Stored dataset items:
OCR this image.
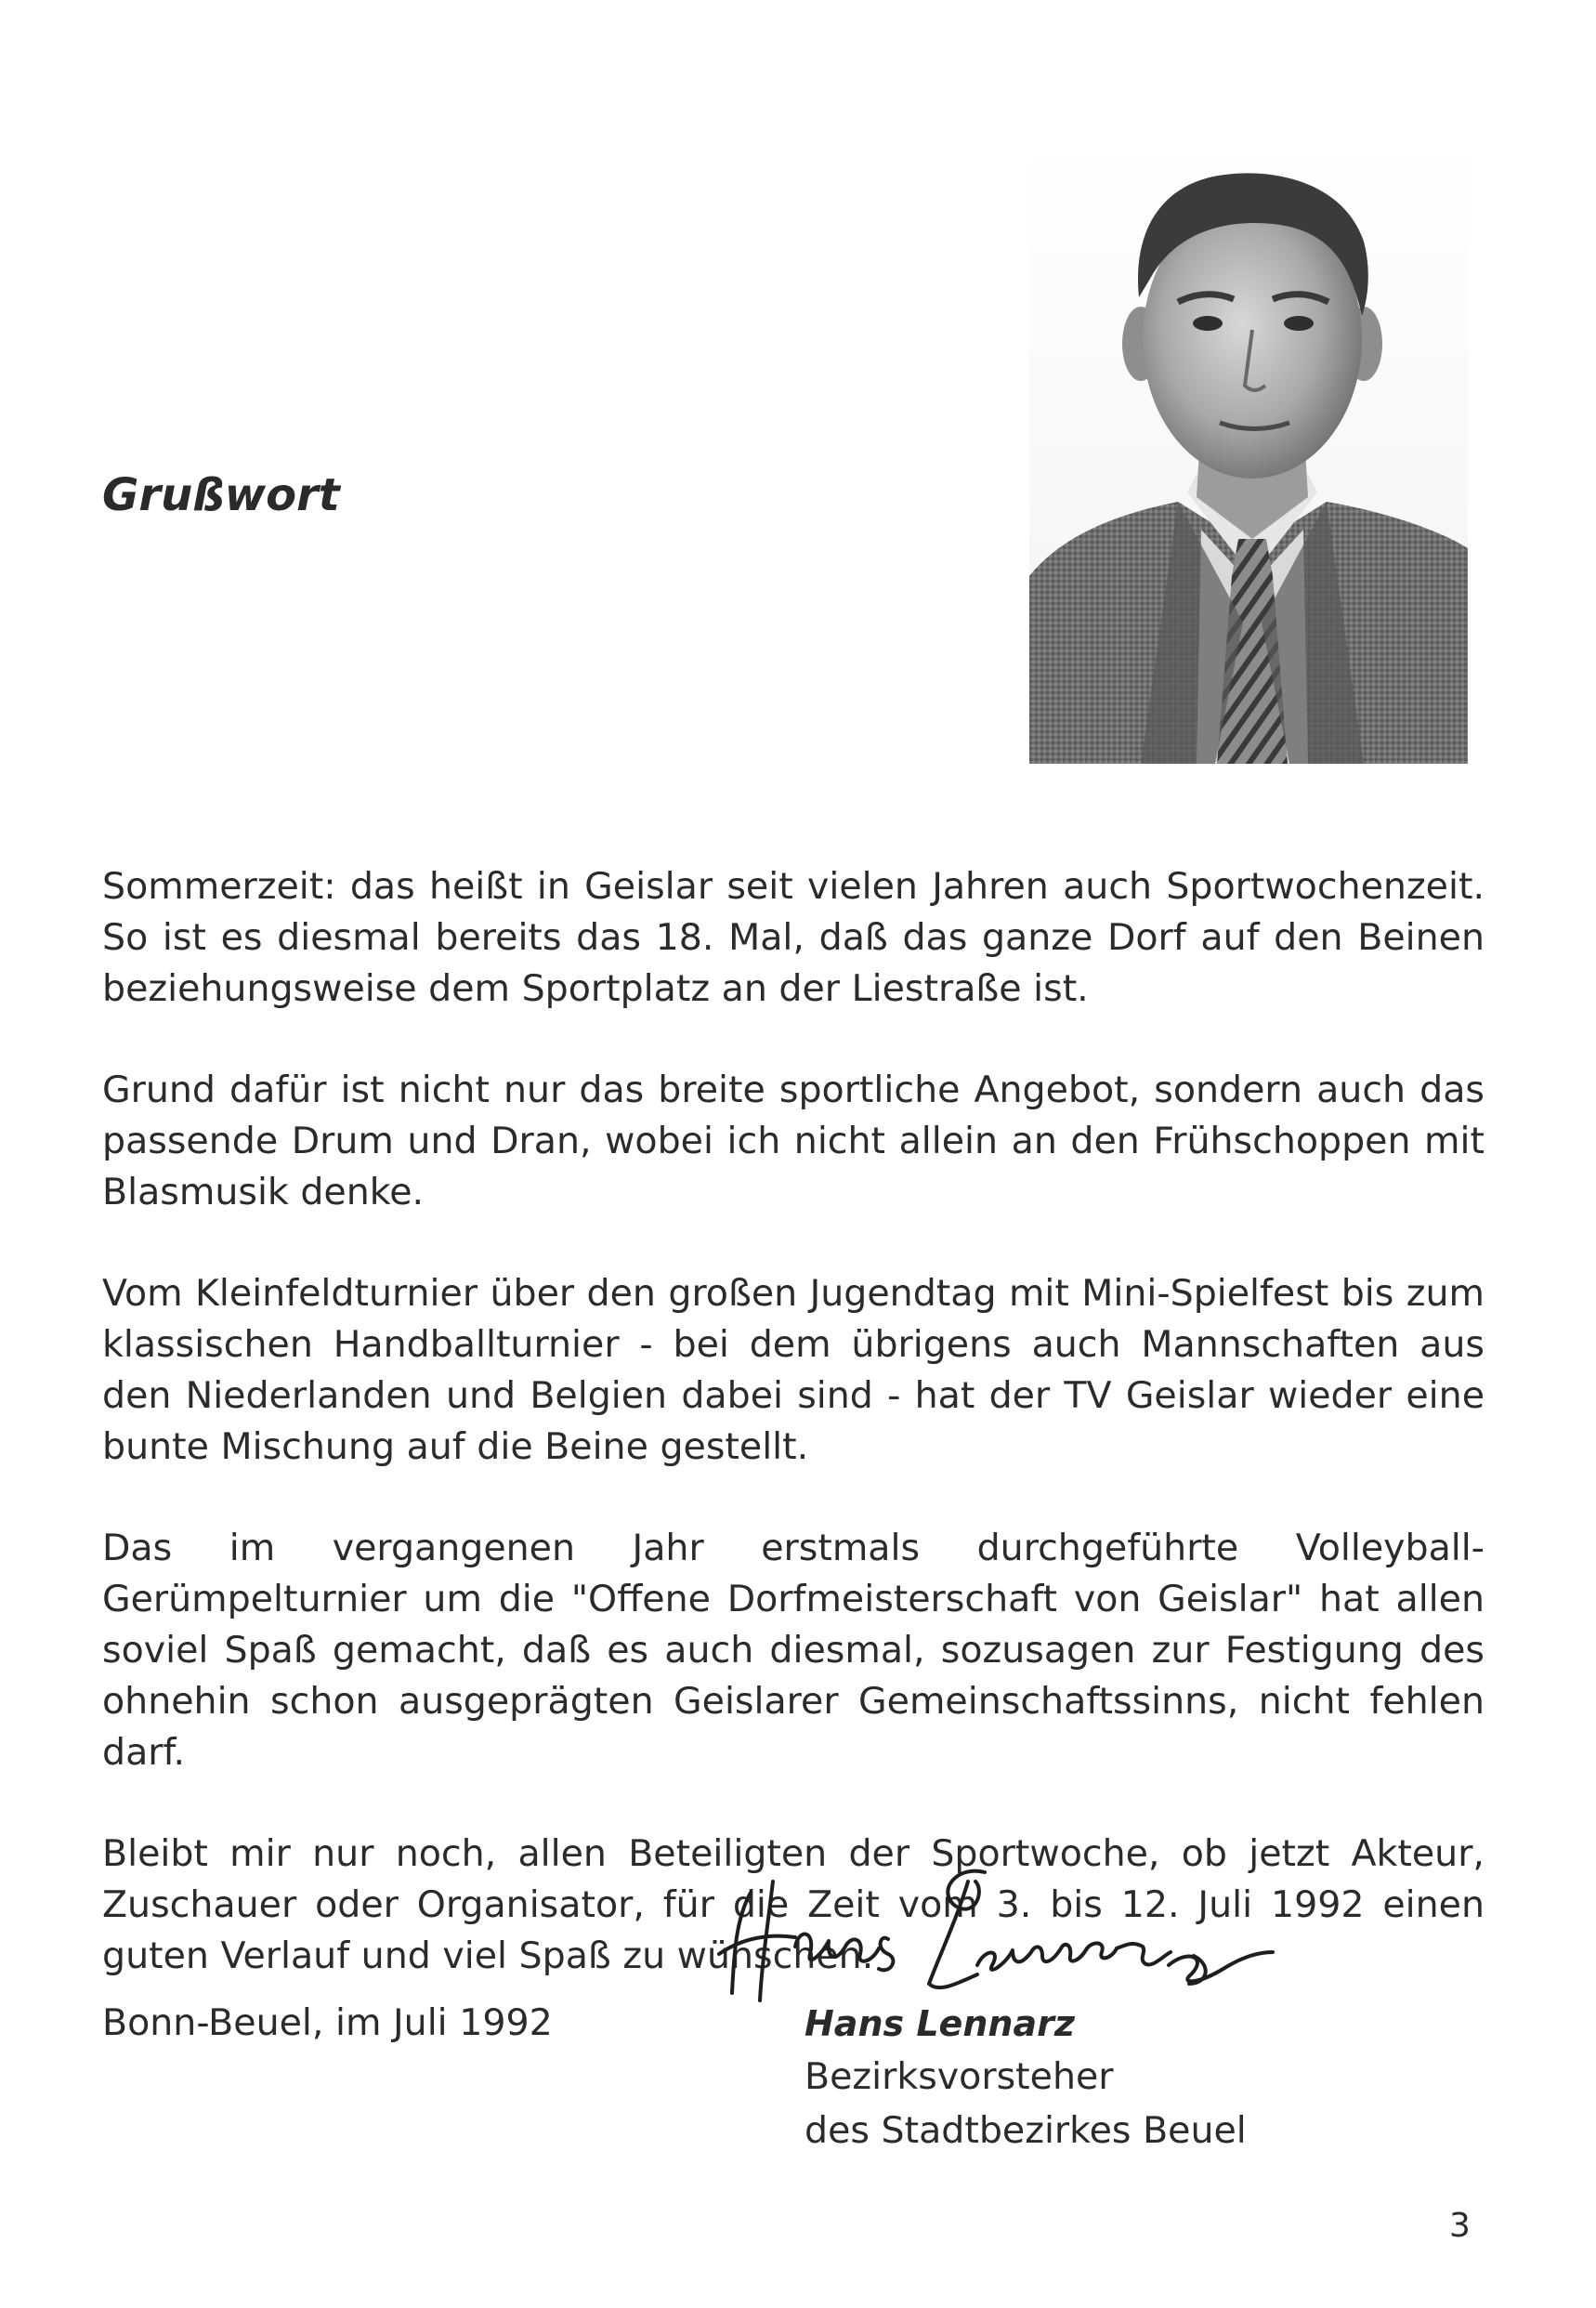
Grußwort

Sommerzeit: das heißt in Geislar seit vielen Jahren auch Sportwochenzeit. So ist es diesmal bereits das 18. Mal, daß das ganze Dorf auf den Beinen beziehungsweise dem Sportplatz an der Liestraße ist.

Grund dafür ist nicht nur das breite sportliche Angebot, sondern auch das passende Drum und Dran, wobei ich nicht allein an den Frühschoppen mit Blasmusik denke.

Vom Kleinfeldturnier über den großen Jugendtag mit Mini-Spielfest bis zum klassischen Handballturnier - bei dem übrigens auch Mannschaften aus den Niederlanden und Belgien dabei sind - hat der TV Geislar wieder eine bunte Mischung auf die Beine gestellt.

Das im vergangenen Jahr erstmals durchgeführte Volleyball-Gerümpelturnier um die "Offene Dorfmeisterschaft von Geislar" hat allen soviel Spaß gemacht, daß es auch diesmal, sozusagen zur Festigung des ohnehin schon ausgeprägten Geislarer Gemeinschaftssinns, nicht fehlen darf.

Bleibt mir nur noch, allen Beteiligten der Sportwoche, ob jetzt Akteur, Zuschauer oder Organisator, für die Zeit vom 3. bis 12. Juli 1992 einen guten Verlauf und viel Spaß zu wünschen.

Bonn-Beuel, im Juli 1992	Hans Lennarz
Bezirksvorsteher
des Stadtbezirkes Beuel
3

*Directive:*
Find each line with the string "allen" and copy it out.

*Result below:*
Das im vergangenen Jahr erstmals durchgeführte Volleyball-Gerümpelturnier um die "Offene Dorfmeisterschaft von Geislar" hat allen soviel Spaß gemacht, daß es auch diesmal, sozusagen zur Festigung des ohnehin schon ausgeprägten Geislarer Gemeinschaftssinns, nicht fehlen darf.
Bleibt mir nur noch, allen Beteiligten der Sportwoche, ob jetzt Akteur, Zuschauer oder Organisator, für die Zeit vom 3. bis 12. Juli 1992 einen guten Verlauf und viel Spaß zu wünschen.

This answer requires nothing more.